Source records
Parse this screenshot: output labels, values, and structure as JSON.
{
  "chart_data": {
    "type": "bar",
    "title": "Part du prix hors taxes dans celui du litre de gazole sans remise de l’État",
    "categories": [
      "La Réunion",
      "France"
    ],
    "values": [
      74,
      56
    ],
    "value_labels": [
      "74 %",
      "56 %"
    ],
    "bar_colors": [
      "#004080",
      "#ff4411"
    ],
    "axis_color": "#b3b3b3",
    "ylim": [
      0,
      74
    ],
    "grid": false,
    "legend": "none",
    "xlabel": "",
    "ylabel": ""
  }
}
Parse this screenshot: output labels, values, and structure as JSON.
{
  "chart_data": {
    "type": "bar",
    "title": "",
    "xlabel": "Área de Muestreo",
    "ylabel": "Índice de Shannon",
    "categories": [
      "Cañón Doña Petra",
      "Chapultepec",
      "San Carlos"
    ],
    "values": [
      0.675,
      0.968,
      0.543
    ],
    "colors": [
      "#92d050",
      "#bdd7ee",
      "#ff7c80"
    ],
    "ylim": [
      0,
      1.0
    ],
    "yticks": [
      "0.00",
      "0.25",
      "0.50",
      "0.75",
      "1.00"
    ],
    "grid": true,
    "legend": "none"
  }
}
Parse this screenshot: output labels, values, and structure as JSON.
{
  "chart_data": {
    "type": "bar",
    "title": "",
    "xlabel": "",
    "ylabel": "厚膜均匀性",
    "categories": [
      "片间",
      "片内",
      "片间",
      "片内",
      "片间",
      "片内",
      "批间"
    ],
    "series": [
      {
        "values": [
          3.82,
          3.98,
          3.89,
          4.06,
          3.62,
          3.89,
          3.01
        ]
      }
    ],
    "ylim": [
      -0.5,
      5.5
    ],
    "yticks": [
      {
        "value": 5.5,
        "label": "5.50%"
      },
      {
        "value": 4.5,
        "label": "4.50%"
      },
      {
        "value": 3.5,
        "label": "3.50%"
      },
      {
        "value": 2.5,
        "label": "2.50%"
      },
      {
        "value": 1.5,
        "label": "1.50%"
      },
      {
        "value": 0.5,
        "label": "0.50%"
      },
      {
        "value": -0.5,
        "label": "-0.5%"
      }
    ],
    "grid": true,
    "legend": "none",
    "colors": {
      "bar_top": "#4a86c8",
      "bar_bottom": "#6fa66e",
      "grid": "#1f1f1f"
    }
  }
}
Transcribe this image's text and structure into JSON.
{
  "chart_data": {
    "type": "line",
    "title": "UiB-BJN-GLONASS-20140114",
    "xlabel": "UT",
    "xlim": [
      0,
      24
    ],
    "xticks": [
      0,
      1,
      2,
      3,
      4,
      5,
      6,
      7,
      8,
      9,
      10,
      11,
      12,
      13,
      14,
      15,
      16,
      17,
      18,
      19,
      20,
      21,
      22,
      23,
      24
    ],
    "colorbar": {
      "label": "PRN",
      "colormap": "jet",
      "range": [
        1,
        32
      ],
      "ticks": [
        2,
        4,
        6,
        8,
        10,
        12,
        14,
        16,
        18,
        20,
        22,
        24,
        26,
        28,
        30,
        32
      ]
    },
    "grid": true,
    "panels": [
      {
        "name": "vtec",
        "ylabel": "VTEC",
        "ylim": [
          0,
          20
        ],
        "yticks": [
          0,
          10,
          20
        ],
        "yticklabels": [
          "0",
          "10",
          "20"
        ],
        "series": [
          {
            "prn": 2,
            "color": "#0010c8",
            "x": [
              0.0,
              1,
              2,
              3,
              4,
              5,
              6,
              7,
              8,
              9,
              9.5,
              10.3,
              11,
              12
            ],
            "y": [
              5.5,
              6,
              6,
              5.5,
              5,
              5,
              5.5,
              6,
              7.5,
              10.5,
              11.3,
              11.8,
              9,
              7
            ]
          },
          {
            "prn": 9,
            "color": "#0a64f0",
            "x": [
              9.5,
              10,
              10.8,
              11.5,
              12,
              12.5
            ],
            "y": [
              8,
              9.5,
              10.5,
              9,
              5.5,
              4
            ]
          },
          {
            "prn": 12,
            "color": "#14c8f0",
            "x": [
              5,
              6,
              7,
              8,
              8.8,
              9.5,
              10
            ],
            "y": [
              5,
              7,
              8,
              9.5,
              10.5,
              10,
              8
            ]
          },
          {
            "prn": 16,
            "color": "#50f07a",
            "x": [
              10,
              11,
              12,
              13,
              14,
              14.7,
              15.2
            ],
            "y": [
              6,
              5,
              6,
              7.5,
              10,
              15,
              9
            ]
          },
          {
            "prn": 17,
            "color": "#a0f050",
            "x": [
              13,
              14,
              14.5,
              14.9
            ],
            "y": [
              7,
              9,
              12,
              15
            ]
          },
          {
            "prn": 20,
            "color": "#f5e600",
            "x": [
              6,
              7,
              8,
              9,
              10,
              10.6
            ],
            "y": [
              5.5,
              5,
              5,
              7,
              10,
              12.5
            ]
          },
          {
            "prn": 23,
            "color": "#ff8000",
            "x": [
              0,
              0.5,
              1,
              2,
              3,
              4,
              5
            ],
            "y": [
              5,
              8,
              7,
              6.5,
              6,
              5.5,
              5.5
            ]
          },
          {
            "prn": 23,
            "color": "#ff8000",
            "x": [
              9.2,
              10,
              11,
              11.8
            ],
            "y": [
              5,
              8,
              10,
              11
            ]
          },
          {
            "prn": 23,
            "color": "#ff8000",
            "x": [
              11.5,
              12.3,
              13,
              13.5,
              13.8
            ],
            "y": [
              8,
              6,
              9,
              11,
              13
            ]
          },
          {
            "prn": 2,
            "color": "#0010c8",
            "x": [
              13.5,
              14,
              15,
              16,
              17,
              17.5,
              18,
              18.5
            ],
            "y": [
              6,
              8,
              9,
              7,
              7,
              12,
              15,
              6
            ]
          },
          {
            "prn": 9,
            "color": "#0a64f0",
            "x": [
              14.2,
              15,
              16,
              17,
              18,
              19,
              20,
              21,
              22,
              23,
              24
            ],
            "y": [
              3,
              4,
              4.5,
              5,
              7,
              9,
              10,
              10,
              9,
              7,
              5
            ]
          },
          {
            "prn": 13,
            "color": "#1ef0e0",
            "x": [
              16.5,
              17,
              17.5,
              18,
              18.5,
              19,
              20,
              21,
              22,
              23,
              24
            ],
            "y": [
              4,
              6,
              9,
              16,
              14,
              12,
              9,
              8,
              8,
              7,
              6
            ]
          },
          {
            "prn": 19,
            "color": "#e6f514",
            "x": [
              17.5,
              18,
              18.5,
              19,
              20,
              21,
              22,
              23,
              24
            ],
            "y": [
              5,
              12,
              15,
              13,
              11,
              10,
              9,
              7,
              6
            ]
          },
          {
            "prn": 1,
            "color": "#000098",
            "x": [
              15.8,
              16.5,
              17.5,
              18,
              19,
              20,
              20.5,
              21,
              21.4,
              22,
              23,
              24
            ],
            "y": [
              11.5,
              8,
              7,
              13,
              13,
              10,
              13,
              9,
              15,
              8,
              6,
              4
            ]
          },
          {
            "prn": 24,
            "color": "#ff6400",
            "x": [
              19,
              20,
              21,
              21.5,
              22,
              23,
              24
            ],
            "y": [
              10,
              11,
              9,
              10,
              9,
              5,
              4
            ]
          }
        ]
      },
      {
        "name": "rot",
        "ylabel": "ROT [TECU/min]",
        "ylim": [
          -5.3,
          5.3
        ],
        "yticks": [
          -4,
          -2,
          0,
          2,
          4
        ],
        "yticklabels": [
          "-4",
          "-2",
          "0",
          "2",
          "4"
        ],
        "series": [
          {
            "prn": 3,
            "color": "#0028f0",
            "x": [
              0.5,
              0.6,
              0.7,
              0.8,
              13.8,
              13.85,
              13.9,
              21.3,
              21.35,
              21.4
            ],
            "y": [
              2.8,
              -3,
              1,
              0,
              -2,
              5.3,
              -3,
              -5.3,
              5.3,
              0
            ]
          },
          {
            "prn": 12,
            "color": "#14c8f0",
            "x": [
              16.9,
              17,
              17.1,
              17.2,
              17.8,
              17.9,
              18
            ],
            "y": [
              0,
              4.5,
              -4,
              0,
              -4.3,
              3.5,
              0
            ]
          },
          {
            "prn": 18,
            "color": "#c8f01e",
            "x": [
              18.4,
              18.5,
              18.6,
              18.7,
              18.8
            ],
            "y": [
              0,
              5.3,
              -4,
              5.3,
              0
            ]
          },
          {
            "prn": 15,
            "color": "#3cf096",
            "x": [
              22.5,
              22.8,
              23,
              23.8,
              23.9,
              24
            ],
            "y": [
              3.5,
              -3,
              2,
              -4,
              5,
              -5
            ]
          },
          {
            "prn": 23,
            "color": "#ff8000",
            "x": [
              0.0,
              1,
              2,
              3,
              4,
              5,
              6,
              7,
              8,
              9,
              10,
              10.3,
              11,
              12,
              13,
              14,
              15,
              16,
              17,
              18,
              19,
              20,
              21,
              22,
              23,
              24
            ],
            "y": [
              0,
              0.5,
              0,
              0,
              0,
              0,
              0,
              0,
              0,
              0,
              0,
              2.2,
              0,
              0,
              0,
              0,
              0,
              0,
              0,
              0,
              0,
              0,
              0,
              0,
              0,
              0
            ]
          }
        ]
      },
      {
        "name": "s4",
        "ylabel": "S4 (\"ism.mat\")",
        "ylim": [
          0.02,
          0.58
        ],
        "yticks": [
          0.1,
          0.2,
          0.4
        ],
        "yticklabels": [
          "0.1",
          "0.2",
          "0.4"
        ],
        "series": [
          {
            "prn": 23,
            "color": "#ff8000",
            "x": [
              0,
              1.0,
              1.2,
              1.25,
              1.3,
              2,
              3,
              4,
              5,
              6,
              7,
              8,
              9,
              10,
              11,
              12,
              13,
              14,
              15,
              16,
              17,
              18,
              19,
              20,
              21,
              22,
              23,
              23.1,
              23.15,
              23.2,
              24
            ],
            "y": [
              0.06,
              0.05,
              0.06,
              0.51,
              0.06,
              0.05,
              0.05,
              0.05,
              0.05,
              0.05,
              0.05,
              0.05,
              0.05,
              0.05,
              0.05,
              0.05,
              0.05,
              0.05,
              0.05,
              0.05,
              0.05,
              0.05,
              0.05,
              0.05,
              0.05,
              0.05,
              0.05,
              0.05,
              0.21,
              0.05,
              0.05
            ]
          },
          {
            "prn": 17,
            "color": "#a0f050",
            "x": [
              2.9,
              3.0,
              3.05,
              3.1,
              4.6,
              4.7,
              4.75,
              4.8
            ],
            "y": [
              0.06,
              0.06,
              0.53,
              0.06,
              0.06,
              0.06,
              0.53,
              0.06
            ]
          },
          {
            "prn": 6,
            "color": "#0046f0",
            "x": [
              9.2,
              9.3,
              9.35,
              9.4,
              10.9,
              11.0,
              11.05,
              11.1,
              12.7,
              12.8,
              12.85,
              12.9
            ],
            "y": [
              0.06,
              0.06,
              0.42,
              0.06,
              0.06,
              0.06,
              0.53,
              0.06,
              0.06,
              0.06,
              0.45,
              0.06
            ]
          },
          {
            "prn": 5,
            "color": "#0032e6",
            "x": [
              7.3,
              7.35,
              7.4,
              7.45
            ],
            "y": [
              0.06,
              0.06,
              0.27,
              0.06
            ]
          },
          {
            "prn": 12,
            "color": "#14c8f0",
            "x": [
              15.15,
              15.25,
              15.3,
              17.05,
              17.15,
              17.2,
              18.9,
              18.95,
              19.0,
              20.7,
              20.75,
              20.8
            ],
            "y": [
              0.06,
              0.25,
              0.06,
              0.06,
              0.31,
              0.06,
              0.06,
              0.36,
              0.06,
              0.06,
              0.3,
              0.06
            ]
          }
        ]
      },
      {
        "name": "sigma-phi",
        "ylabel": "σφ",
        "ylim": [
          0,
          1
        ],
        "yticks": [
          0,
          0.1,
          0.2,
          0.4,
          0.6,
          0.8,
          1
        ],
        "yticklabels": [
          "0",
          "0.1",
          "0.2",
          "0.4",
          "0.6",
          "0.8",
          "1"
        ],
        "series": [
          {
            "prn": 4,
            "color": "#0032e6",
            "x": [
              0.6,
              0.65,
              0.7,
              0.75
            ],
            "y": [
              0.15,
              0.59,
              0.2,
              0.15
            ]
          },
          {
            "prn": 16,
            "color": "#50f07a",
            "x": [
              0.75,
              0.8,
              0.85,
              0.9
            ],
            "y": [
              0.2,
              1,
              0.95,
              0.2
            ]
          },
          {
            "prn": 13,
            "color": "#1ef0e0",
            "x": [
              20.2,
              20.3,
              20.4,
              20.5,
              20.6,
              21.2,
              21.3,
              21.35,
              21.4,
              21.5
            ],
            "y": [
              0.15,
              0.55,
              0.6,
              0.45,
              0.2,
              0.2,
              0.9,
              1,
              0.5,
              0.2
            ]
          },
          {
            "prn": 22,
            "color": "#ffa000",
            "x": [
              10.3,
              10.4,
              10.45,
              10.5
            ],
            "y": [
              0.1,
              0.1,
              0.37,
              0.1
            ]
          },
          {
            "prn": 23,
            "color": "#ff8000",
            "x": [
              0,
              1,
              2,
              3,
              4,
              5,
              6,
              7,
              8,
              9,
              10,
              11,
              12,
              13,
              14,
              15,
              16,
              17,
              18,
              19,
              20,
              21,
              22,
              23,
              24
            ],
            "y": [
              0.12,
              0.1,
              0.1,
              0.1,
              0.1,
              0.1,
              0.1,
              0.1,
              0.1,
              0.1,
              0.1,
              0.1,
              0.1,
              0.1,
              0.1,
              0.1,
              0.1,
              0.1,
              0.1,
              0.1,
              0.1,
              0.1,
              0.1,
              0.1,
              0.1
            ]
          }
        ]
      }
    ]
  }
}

§ WORK TO BE COMPLETED
Note every line above where the string "xlabel" shows up, and copy those lines.

§ RESPONSE
    "xlabel": "",
    "xlabel": "Área de Muestreo",
    "xlabel": "",
    "xlabel": "UT",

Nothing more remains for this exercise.